→ PROVIDED ENTRIES
┄┄┄┄┄┄┄┄┄┄┄┄┄┄┄┄┄┄┄┄

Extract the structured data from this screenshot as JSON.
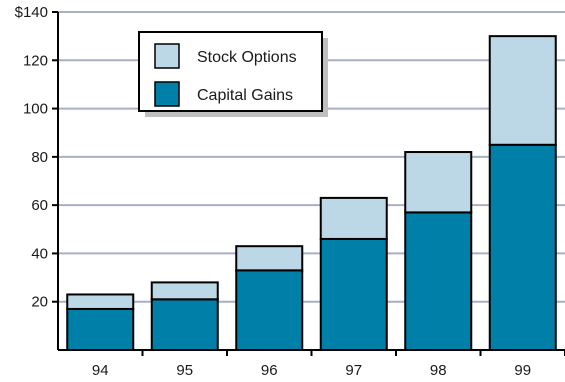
{
  "chart_data": {
    "type": "bar",
    "stacked": true,
    "categories": [
      "94",
      "95",
      "96",
      "97",
      "98",
      "99"
    ],
    "series": [
      {
        "name": "Capital Gains",
        "values": [
          17,
          21,
          33,
          46,
          57,
          85
        ],
        "color": "#0080a8"
      },
      {
        "name": "Stock Options",
        "values": [
          6,
          7,
          10,
          17,
          25,
          45
        ],
        "color": "#bcd8e6"
      }
    ],
    "ylim": [
      0,
      140
    ],
    "yticks": [
      20,
      40,
      60,
      80,
      100,
      120,
      140
    ],
    "ytick_labels": [
      "20",
      "40",
      "60",
      "80",
      "100",
      "120",
      "$140"
    ],
    "grid": true,
    "legend_position": "top-left",
    "title": "",
    "xlabel": "",
    "ylabel": ""
  },
  "legend": {
    "items": [
      {
        "label": "Stock Options",
        "color": "#bcd8e6"
      },
      {
        "label": "Capital Gains",
        "color": "#0080a8"
      }
    ]
  }
}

┄┄┄┄┄┄┄┄┄┄┄┄┄┄┄┄┄┄┄┄

→ GOAL OF THE EXERCISE
Look through the entries above; copy every line holding the string "Options".

→ IN RESPONSE
        "name": "Stock Options",
        "label": "Stock Options",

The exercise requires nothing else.